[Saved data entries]
--- start ---

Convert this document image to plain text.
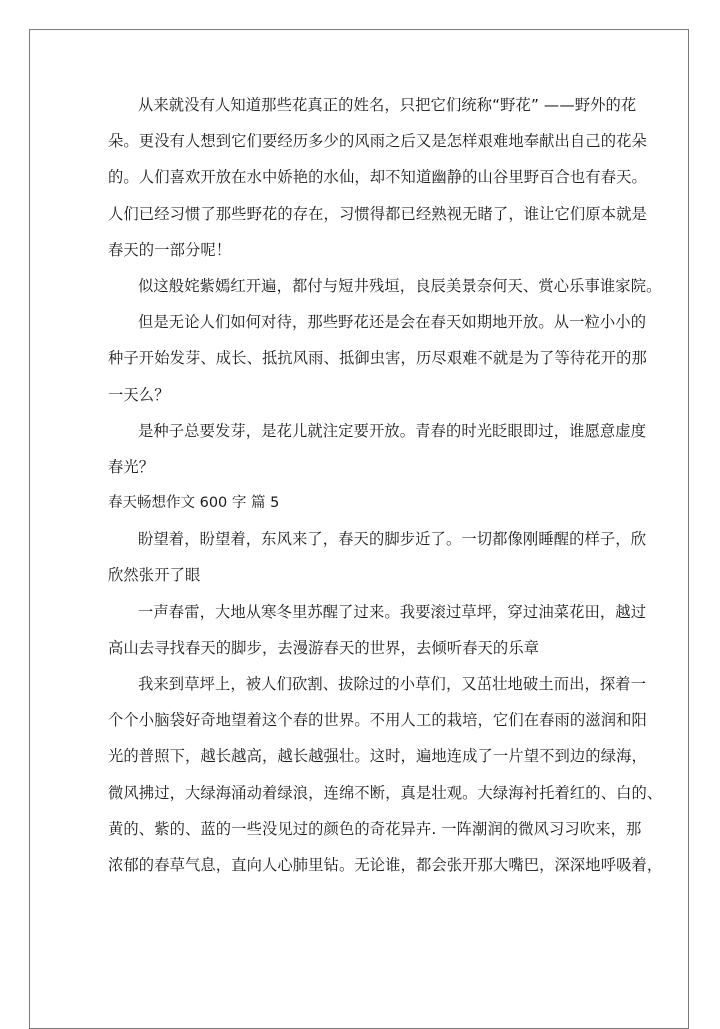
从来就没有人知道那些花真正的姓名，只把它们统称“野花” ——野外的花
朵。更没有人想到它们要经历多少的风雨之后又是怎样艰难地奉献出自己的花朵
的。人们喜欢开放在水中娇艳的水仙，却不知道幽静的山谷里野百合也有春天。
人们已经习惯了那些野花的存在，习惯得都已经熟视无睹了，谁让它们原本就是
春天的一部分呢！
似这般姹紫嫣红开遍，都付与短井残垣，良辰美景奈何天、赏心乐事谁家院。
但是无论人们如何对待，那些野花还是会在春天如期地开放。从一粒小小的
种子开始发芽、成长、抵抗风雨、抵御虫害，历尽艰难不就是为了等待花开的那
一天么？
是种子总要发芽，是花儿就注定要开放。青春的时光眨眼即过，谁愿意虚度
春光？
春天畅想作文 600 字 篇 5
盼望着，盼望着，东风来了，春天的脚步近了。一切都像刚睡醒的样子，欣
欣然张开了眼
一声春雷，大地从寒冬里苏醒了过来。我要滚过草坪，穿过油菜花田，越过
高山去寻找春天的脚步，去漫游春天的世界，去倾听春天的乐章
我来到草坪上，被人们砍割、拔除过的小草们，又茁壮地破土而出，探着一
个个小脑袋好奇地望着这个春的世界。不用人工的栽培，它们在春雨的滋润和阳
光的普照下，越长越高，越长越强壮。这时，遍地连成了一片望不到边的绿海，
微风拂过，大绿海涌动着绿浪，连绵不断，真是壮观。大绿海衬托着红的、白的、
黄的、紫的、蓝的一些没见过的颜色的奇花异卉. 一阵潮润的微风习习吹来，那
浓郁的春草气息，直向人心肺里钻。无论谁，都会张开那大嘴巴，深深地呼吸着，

--- end ---

_TO BE DONE_. Give the data again exactly as written, with all pictures left out.

_TASK ANSWER_.
Convert this document image to plain text.
从来就没有人知道那些花真正的姓名，只把它们统称“野花” ——野外的花
朵。更没有人想到它们要经历多少的风雨之后又是怎样艰难地奉献出自己的花朵
的。人们喜欢开放在水中娇艳的水仙，却不知道幽静的山谷里野百合也有春天。
人们已经习惯了那些野花的存在，习惯得都已经熟视无睹了，谁让它们原本就是
春天的一部分呢！
似这般姹紫嫣红开遍，都付与短井残垣，良辰美景奈何天、赏心乐事谁家院。
但是无论人们如何对待，那些野花还是会在春天如期地开放。从一粒小小的
种子开始发芽、成长、抵抗风雨、抵御虫害，历尽艰难不就是为了等待花开的那
一天么？
是种子总要发芽，是花儿就注定要开放。青春的时光眨眼即过，谁愿意虚度
春光？
春天畅想作文 600 字 篇 5
盼望着，盼望着，东风来了，春天的脚步近了。一切都像刚睡醒的样子，欣
欣然张开了眼
一声春雷，大地从寒冬里苏醒了过来。我要滚过草坪，穿过油菜花田，越过
高山去寻找春天的脚步，去漫游春天的世界，去倾听春天的乐章
我来到草坪上，被人们砍割、拔除过的小草们，又茁壮地破土而出，探着一
个个小脑袋好奇地望着这个春的世界。不用人工的栽培，它们在春雨的滋润和阳
光的普照下，越长越高，越长越强壮。这时，遍地连成了一片望不到边的绿海，
微风拂过，大绿海涌动着绿浪，连绵不断，真是壮观。大绿海衬托着红的、白的、
黄的、紫的、蓝的一些没见过的颜色的奇花异卉. 一阵潮润的微风习习吹来，那
浓郁的春草气息，直向人心肺里钻。无论谁，都会张开那大嘴巴，深深地呼吸着，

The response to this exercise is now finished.